== Set task ==
Print all the data, keeping every line exactly as it is.

== Entries provided ==
--- Begin ---

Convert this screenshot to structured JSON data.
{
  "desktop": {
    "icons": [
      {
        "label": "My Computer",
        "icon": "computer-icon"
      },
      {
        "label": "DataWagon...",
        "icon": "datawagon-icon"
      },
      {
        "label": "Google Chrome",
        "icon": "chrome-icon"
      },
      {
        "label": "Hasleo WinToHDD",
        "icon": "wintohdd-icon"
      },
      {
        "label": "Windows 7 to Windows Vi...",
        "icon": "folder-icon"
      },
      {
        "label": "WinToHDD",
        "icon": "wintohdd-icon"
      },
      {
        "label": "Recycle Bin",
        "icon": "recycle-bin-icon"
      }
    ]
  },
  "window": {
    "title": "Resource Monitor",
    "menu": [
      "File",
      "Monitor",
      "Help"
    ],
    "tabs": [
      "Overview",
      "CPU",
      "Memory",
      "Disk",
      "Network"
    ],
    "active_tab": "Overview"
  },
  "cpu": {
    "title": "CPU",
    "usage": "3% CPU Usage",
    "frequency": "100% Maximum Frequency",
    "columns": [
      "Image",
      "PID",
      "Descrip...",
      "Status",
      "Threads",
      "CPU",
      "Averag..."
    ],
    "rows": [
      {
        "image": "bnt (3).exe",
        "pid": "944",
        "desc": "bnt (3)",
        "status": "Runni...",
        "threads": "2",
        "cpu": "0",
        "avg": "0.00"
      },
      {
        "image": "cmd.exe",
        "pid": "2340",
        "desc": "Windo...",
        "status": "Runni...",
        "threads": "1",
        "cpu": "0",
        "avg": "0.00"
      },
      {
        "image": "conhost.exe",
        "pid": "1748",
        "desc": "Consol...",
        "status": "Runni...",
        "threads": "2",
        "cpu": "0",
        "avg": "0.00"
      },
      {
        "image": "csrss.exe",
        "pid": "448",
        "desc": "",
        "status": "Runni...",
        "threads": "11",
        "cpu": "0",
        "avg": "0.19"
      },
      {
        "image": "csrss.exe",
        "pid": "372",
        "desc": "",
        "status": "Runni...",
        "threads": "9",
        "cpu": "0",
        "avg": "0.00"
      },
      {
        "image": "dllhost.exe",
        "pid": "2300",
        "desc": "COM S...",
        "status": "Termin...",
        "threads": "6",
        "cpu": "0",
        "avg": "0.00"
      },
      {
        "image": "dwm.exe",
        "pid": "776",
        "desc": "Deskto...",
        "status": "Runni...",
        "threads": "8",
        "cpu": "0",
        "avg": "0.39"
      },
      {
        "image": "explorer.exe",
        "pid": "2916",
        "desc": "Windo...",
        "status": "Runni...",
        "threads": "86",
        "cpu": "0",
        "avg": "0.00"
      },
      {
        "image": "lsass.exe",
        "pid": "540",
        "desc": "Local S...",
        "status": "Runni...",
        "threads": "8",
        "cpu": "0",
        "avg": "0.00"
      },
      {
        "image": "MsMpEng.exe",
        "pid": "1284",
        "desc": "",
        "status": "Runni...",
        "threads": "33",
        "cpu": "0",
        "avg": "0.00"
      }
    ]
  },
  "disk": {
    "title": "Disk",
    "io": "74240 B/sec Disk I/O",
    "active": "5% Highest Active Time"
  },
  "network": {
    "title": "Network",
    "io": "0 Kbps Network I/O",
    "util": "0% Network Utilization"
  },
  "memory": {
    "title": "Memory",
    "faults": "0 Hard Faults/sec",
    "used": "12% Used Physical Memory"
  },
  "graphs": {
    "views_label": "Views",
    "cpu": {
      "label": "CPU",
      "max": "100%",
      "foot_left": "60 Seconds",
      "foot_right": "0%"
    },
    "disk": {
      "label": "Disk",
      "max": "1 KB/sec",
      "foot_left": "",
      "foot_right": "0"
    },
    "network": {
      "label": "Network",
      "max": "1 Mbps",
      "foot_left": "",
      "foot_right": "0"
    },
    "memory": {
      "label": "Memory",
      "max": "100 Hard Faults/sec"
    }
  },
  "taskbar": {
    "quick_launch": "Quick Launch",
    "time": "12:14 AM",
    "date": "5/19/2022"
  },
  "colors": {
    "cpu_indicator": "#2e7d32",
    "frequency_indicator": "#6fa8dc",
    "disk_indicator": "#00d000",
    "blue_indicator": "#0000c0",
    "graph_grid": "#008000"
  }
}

--- End ---

== Output below ==
Convert this screenshot to structured JSON data.
{
  "desktop": {
    "icons": [
      {
        "label": "My Computer",
        "icon": "computer-icon"
      },
      {
        "label": "DataWagon...",
        "icon": "datawagon-icon"
      },
      {
        "label": "Google Chrome",
        "icon": "chrome-icon"
      },
      {
        "label": "Hasleo WinToHDD",
        "icon": "wintohdd-icon"
      },
      {
        "label": "Windows 7 to Windows Vi...",
        "icon": "folder-icon"
      },
      {
        "label": "WinToHDD",
        "icon": "wintohdd-icon"
      },
      {
        "label": "Recycle Bin",
        "icon": "recycle-bin-icon"
      }
    ]
  },
  "window": {
    "title": "Resource Monitor",
    "menu": [
      "File",
      "Monitor",
      "Help"
    ],
    "tabs": [
      "Overview",
      "CPU",
      "Memory",
      "Disk",
      "Network"
    ],
    "active_tab": "Overview"
  },
  "cpu": {
    "title": "CPU",
    "usage": "3% CPU Usage",
    "frequency": "100% Maximum Frequency",
    "columns": [
      "Image",
      "PID",
      "Descrip...",
      "Status",
      "Threads",
      "CPU",
      "Averag..."
    ],
    "rows": [
      {
        "image": "bnt (3).exe",
        "pid": "944",
        "desc": "bnt (3)",
        "status": "Runni...",
        "threads": "2",
        "cpu": "0",
        "avg": "0.00"
      },
      {
        "image": "cmd.exe",
        "pid": "2340",
        "desc": "Windo...",
        "status": "Runni...",
        "threads": "1",
        "cpu": "0",
        "avg": "0.00"
      },
      {
        "image": "conhost.exe",
        "pid": "1748",
        "desc": "Consol...",
        "status": "Runni...",
        "threads": "2",
        "cpu": "0",
        "avg": "0.00"
      },
      {
        "image": "csrss.exe",
        "pid": "448",
        "desc": "",
        "status": "Runni...",
        "threads": "11",
        "cpu": "0",
        "avg": "0.19"
      },
      {
        "image": "csrss.exe",
        "pid": "372",
        "desc": "",
        "status": "Runni...",
        "threads": "9",
        "cpu": "0",
        "avg": "0.00"
      },
      {
        "image": "dllhost.exe",
        "pid": "2300",
        "desc": "COM S...",
        "status": "Termin...",
        "threads": "6",
        "cpu": "0",
        "avg": "0.00"
      },
      {
        "image": "dwm.exe",
        "pid": "776",
        "desc": "Deskto...",
        "status": "Runni...",
        "threads": "8",
        "cpu": "0",
        "avg": "0.39"
      },
      {
        "image": "explorer.exe",
        "pid": "2916",
        "desc": "Windo...",
        "status": "Runni...",
        "threads": "86",
        "cpu": "0",
        "avg": "0.00"
      },
      {
        "image": "lsass.exe",
        "pid": "540",
        "desc": "Local S...",
        "status": "Runni...",
        "threads": "8",
        "cpu": "0",
        "avg": "0.00"
      },
      {
        "image": "MsMpEng.exe",
        "pid": "1284",
        "desc": "",
        "status": "Runni...",
        "threads": "33",
        "cpu": "0",
        "avg": "0.00"
      }
    ]
  },
  "disk": {
    "title": "Disk",
    "io": "74240 B/sec Disk I/O",
    "active": "5% Highest Active Time"
  },
  "network": {
    "title": "Network",
    "io": "0 Kbps Network I/O",
    "util": "0% Network Utilization"
  },
  "memory": {
    "title": "Memory",
    "faults": "0 Hard Faults/sec",
    "used": "12% Used Physical Memory"
  },
  "graphs": {
    "views_label": "Views",
    "cpu": {
      "label": "CPU",
      "max": "100%",
      "foot_left": "60 Seconds",
      "foot_right": "0%"
    },
    "disk": {
      "label": "Disk",
      "max": "1 KB/sec",
      "foot_left": "",
      "foot_right": "0"
    },
    "network": {
      "label": "Network",
      "max": "1 Mbps",
      "foot_left": "",
      "foot_right": "0"
    },
    "memory": {
      "label": "Memory",
      "max": "100 Hard Faults/sec"
    }
  },
  "taskbar": {
    "quick_launch": "Quick Launch",
    "time": "12:14 AM",
    "date": "5/19/2022"
  },
  "colors": {
    "cpu_indicator": "#2e7d32",
    "frequency_indicator": "#6fa8dc",
    "disk_indicator": "#00d000",
    "blue_indicator": "#0000c0",
    "graph_grid": "#008000"
  }
}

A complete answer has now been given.